To be done: In the entries below, find every line holding the string "Soter" and collect it.

Supplied data:
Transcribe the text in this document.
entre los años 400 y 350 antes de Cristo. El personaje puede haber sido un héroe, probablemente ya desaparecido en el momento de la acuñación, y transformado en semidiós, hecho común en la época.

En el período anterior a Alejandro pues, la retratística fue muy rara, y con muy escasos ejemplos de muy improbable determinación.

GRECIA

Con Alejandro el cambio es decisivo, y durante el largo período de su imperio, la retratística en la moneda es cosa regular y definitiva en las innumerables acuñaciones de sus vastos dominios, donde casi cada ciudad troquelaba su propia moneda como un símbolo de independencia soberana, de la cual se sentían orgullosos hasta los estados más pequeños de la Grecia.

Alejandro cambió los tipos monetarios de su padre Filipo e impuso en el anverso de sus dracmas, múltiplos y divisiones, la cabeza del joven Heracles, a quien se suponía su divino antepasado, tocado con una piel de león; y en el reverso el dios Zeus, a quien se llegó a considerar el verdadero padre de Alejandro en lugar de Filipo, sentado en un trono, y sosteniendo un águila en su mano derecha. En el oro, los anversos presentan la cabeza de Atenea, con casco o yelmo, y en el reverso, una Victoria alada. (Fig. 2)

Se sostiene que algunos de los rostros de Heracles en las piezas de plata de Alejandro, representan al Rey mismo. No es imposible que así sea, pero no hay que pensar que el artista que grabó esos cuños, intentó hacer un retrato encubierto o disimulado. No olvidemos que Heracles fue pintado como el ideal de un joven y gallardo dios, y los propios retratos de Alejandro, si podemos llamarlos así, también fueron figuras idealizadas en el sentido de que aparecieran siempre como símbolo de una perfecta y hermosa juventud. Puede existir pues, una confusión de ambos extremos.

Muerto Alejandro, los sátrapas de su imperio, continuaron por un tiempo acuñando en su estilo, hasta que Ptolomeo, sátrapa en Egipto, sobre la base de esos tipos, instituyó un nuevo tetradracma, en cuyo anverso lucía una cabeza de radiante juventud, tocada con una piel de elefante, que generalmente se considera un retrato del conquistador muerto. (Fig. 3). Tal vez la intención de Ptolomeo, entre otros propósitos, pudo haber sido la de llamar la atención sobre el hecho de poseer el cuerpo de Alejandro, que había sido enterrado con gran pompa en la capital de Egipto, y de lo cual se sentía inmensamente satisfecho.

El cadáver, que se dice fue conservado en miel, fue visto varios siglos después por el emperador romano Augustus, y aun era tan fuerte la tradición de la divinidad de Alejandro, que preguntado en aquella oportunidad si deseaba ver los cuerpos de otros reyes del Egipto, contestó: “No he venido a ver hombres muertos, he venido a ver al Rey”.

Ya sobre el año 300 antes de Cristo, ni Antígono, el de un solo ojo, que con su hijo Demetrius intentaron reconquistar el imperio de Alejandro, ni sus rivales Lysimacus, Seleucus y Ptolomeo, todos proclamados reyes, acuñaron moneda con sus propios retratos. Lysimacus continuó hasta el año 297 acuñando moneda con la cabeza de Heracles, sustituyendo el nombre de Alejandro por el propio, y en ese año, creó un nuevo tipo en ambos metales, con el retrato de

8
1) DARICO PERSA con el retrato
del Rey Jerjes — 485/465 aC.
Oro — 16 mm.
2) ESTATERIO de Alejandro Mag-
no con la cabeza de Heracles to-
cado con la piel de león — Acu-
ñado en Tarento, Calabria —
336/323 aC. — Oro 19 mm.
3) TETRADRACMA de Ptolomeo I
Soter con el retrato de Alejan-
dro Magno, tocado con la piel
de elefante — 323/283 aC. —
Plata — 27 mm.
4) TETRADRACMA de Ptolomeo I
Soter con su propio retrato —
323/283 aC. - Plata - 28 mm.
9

Written response:
Soter con el retrato de Alejan-
Soter con su propio retrato —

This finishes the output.